::: Material provided :::

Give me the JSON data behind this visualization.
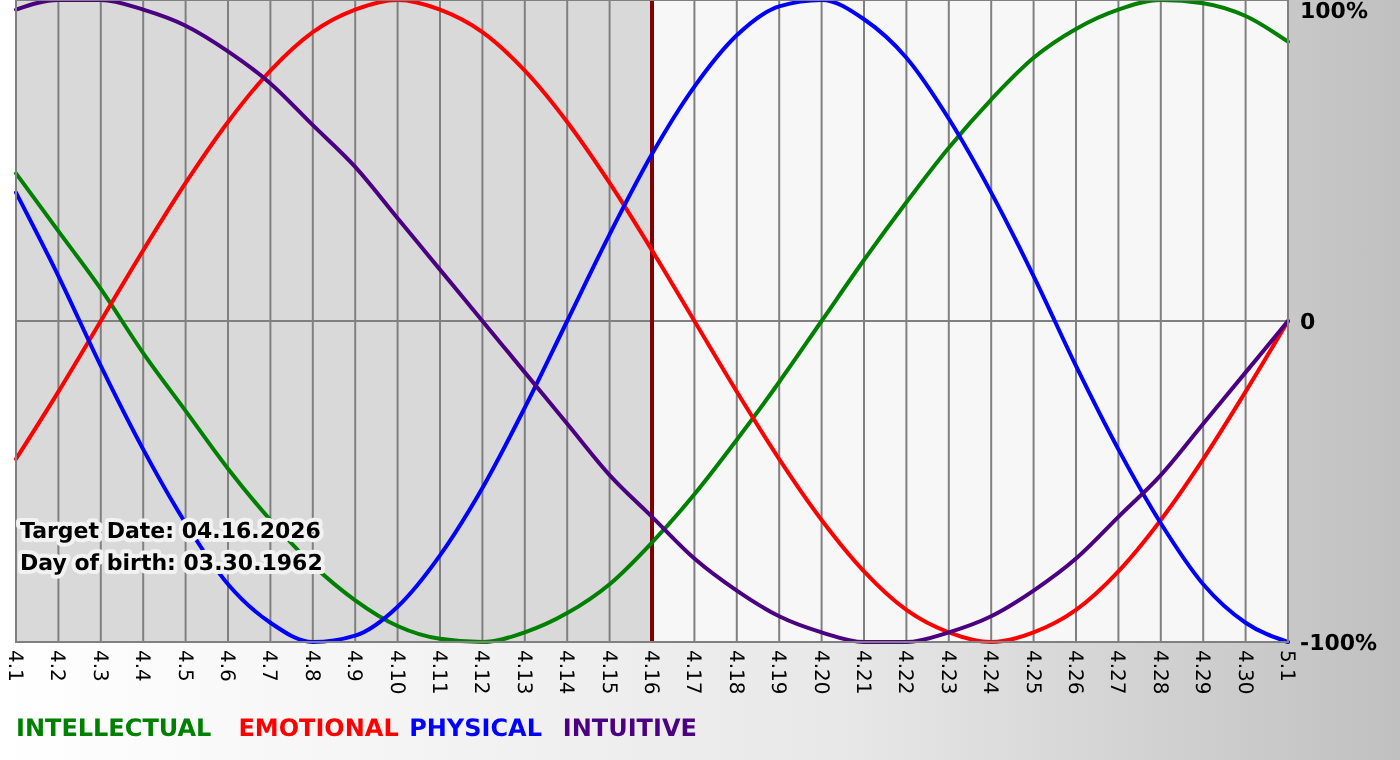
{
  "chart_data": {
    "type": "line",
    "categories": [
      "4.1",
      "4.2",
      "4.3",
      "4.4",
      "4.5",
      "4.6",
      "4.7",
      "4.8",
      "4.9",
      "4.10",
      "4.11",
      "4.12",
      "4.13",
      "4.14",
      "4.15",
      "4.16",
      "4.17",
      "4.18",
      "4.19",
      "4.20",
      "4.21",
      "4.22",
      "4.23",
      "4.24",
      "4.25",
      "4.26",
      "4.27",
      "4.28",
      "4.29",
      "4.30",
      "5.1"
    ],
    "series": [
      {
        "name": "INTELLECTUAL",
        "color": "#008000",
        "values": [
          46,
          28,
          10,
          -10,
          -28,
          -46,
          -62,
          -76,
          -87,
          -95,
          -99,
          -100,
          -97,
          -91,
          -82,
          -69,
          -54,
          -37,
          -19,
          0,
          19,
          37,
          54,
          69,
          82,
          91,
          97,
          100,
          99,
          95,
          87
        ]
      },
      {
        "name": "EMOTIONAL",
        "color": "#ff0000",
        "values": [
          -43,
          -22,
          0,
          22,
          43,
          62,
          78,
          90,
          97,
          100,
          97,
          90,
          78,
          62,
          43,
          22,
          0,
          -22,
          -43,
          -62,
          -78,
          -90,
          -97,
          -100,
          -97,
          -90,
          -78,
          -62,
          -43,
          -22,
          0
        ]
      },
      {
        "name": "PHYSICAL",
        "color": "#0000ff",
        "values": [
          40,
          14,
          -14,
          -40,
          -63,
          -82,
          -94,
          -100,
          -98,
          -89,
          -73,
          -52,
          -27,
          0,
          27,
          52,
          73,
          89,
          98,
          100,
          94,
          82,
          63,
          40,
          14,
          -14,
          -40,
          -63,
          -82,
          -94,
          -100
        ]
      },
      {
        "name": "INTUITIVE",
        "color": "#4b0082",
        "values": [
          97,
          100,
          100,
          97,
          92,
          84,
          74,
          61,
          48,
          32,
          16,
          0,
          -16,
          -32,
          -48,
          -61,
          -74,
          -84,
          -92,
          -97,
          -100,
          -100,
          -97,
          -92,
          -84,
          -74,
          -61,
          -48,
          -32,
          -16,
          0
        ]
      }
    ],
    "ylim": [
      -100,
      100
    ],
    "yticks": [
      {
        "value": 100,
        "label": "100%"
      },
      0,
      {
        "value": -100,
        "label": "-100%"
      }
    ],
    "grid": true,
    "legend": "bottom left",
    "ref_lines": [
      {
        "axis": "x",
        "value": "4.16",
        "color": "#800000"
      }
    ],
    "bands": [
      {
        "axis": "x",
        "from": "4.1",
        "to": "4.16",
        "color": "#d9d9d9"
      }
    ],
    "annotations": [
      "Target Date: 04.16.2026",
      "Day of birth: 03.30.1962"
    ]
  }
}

:::

#### Directions:
Omit every picture, and otherwise quote the entries exactly.

#### Written response:
Give me the JSON data behind this visualization.
{
  "chart_data": {
    "type": "line",
    "categories": [
      "4.1",
      "4.2",
      "4.3",
      "4.4",
      "4.5",
      "4.6",
      "4.7",
      "4.8",
      "4.9",
      "4.10",
      "4.11",
      "4.12",
      "4.13",
      "4.14",
      "4.15",
      "4.16",
      "4.17",
      "4.18",
      "4.19",
      "4.20",
      "4.21",
      "4.22",
      "4.23",
      "4.24",
      "4.25",
      "4.26",
      "4.27",
      "4.28",
      "4.29",
      "4.30",
      "5.1"
    ],
    "series": [
      {
        "name": "INTELLECTUAL",
        "color": "#008000",
        "values": [
          46,
          28,
          10,
          -10,
          -28,
          -46,
          -62,
          -76,
          -87,
          -95,
          -99,
          -100,
          -97,
          -91,
          -82,
          -69,
          -54,
          -37,
          -19,
          0,
          19,
          37,
          54,
          69,
          82,
          91,
          97,
          100,
          99,
          95,
          87
        ]
      },
      {
        "name": "EMOTIONAL",
        "color": "#ff0000",
        "values": [
          -43,
          -22,
          0,
          22,
          43,
          62,
          78,
          90,
          97,
          100,
          97,
          90,
          78,
          62,
          43,
          22,
          0,
          -22,
          -43,
          -62,
          -78,
          -90,
          -97,
          -100,
          -97,
          -90,
          -78,
          -62,
          -43,
          -22,
          0
        ]
      },
      {
        "name": "PHYSICAL",
        "color": "#0000ff",
        "values": [
          40,
          14,
          -14,
          -40,
          -63,
          -82,
          -94,
          -100,
          -98,
          -89,
          -73,
          -52,
          -27,
          0,
          27,
          52,
          73,
          89,
          98,
          100,
          94,
          82,
          63,
          40,
          14,
          -14,
          -40,
          -63,
          -82,
          -94,
          -100
        ]
      },
      {
        "name": "INTUITIVE",
        "color": "#4b0082",
        "values": [
          97,
          100,
          100,
          97,
          92,
          84,
          74,
          61,
          48,
          32,
          16,
          0,
          -16,
          -32,
          -48,
          -61,
          -74,
          -84,
          -92,
          -97,
          -100,
          -100,
          -97,
          -92,
          -84,
          -74,
          -61,
          -48,
          -32,
          -16,
          0
        ]
      }
    ],
    "ylim": [
      -100,
      100
    ],
    "yticks": [
      {
        "value": 100,
        "label": "100%"
      },
      0,
      {
        "value": -100,
        "label": "-100%"
      }
    ],
    "grid": true,
    "legend": "bottom left",
    "ref_lines": [
      {
        "axis": "x",
        "value": "4.16",
        "color": "#800000"
      }
    ],
    "bands": [
      {
        "axis": "x",
        "from": "4.1",
        "to": "4.16",
        "color": "#d9d9d9"
      }
    ],
    "annotations": [
      "Target Date: 04.16.2026",
      "Day of birth: 03.30.1962"
    ]
  }
}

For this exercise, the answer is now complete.